— BEGIN Records supplied —

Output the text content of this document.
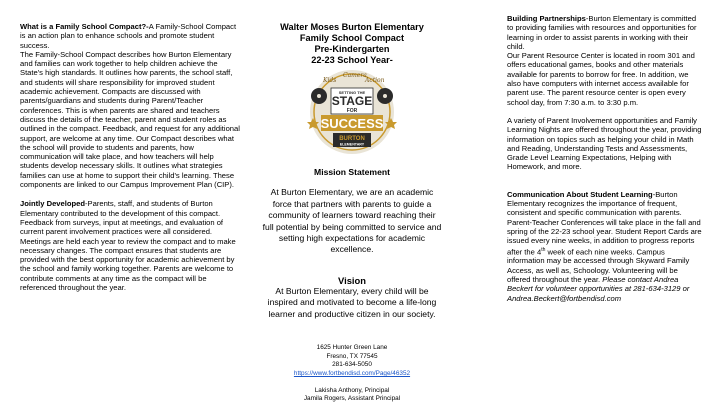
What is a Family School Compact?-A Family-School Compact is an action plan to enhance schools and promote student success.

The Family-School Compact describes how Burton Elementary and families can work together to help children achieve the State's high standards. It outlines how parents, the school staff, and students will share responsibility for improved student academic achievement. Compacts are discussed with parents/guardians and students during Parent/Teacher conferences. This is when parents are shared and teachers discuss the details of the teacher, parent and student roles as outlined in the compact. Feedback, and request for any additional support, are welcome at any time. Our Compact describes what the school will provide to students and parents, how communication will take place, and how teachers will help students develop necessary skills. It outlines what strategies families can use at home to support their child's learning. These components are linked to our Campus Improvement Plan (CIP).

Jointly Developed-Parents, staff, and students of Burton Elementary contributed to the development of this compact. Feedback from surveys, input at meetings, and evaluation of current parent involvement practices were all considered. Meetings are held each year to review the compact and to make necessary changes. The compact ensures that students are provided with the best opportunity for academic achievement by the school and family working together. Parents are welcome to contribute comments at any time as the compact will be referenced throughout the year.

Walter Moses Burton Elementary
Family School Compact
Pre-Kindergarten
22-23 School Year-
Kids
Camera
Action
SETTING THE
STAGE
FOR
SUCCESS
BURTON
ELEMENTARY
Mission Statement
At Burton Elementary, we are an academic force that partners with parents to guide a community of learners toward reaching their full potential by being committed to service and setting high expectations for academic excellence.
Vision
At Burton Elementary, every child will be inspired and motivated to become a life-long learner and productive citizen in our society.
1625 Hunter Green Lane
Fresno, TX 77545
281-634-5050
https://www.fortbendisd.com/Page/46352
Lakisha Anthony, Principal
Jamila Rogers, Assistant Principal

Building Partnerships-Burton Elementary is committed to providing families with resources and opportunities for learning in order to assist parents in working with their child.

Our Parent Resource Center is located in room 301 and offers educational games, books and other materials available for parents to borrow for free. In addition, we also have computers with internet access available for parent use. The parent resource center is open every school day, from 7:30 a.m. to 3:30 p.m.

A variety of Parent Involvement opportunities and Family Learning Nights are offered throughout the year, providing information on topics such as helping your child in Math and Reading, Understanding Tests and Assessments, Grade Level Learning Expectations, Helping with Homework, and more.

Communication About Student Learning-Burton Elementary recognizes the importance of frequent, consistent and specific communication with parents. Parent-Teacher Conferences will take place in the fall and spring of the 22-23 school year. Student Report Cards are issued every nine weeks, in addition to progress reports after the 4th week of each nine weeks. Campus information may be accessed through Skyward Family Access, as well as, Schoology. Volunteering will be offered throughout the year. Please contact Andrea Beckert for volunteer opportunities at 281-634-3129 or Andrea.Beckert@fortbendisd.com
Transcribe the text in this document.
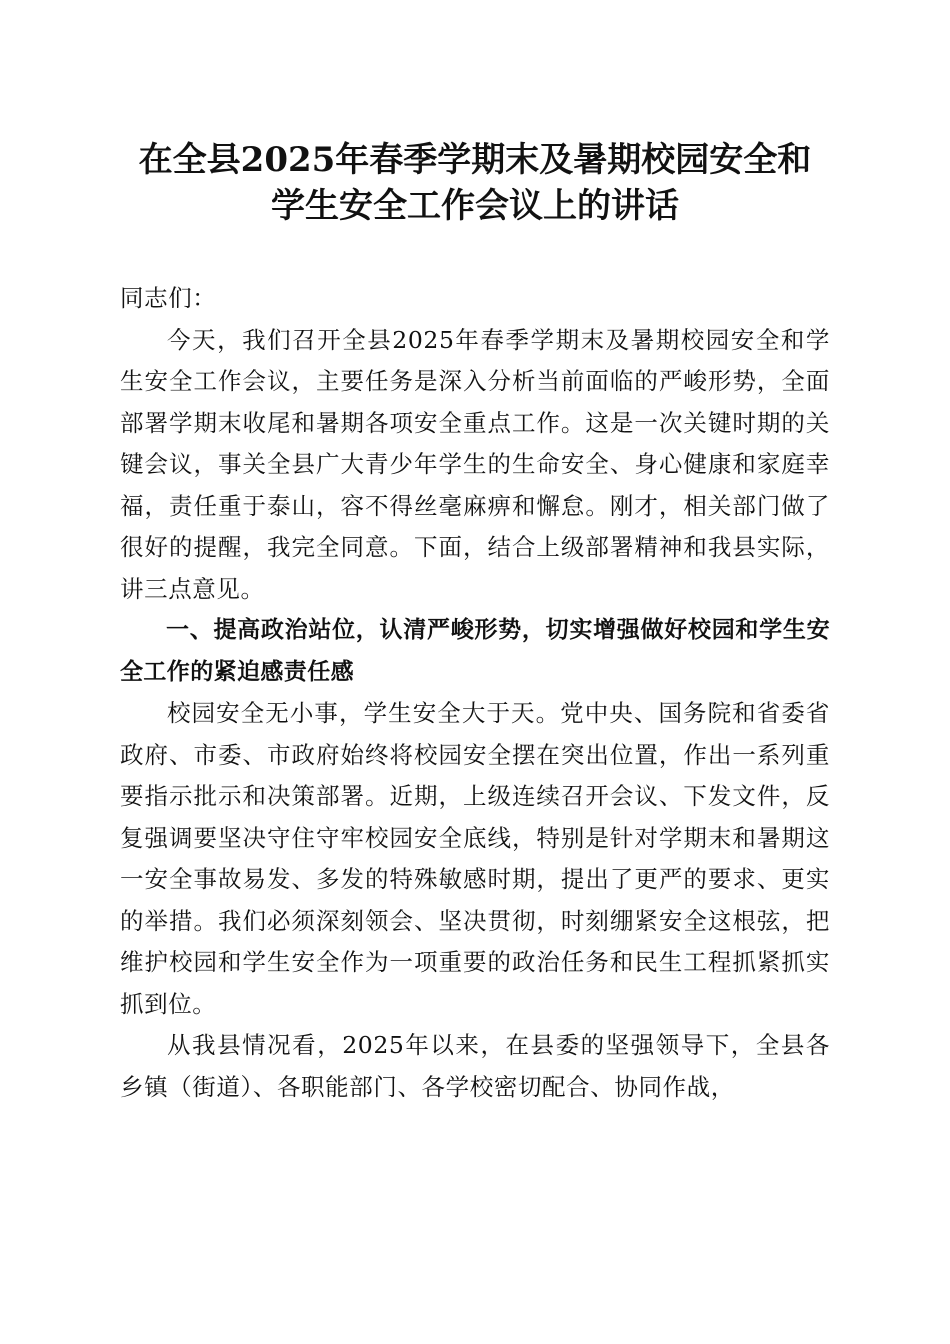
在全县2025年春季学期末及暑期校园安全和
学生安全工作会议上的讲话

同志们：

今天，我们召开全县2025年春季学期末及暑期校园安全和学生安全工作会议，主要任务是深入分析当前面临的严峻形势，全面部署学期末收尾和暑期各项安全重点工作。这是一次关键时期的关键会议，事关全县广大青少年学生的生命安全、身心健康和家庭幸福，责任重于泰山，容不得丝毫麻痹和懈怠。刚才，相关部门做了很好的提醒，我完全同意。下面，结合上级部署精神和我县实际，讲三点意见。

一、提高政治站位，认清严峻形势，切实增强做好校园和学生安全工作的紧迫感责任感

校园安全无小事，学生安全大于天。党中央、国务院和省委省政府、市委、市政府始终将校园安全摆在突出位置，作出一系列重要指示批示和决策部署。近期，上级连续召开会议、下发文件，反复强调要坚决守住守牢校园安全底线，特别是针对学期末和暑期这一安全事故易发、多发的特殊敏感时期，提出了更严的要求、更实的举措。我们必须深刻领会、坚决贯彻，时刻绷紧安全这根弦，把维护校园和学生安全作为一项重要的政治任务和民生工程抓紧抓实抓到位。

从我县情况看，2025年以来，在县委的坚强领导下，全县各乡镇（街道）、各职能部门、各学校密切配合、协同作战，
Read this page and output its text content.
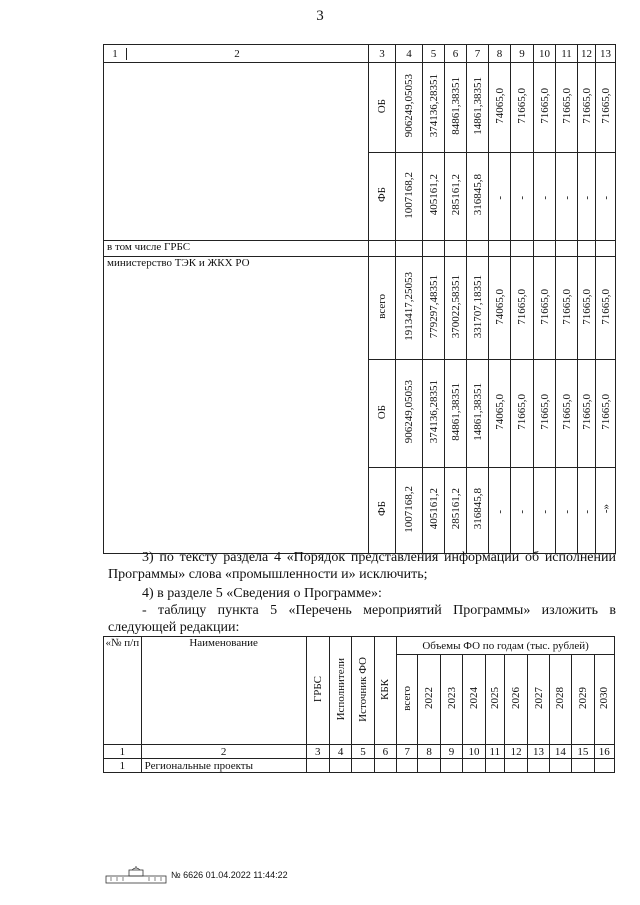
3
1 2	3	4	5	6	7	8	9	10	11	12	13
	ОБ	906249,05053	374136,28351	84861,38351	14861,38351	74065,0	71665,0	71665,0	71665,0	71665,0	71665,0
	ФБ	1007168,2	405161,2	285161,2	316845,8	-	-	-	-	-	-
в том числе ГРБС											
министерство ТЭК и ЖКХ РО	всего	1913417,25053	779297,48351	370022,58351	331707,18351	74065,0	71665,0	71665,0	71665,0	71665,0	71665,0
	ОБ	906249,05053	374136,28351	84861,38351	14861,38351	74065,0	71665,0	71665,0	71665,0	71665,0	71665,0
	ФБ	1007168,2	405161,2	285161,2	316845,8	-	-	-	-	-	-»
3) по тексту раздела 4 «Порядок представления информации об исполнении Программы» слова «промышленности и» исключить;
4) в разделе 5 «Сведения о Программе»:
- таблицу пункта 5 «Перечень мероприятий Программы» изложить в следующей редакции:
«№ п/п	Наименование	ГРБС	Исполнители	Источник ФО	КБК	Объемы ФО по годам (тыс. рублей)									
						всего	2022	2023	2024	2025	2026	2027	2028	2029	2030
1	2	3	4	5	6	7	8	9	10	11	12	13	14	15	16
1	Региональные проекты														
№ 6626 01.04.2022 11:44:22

— END Records supplied —

What to work on: Gather all the lines that include the word "Campus" and copy them out.

Response below:
The Family-School Compact describes how Burton Elementary and families can work together to help children achieve the State's high standards. It outlines how parents, the school staff, and students will share responsibility for improved student academic achievement. Compacts are discussed with parents/guardians and students during Parent/Teacher conferences. This is when parents are shared and teachers discuss the details of the teacher, parent and student roles as outlined in the compact. Feedback, and request for any additional support, are welcome at any time. Our Compact describes what the school will provide to students and parents, how communication will take place, and how teachers will help students develop necessary skills. It outlines what strategies families can use at home to support their child's learning. These components are linked to our Campus Improvement Plan (CIP).
Communication About Student Learning-Burton Elementary recognizes the importance of frequent, consistent and specific communication with parents. Parent-Teacher Conferences will take place in the fall and spring of the 22-23 school year. Student Report Cards are issued every nine weeks, in addition to progress reports after the 4th week of each nine weeks. Campus information may be accessed through Skyward Family Access, as well as, Schoology. Volunteering will be offered throughout the year. Please contact Andrea Beckert for volunteer opportunities at 281-634-3129 or Andrea.Beckert@fortbendisd.com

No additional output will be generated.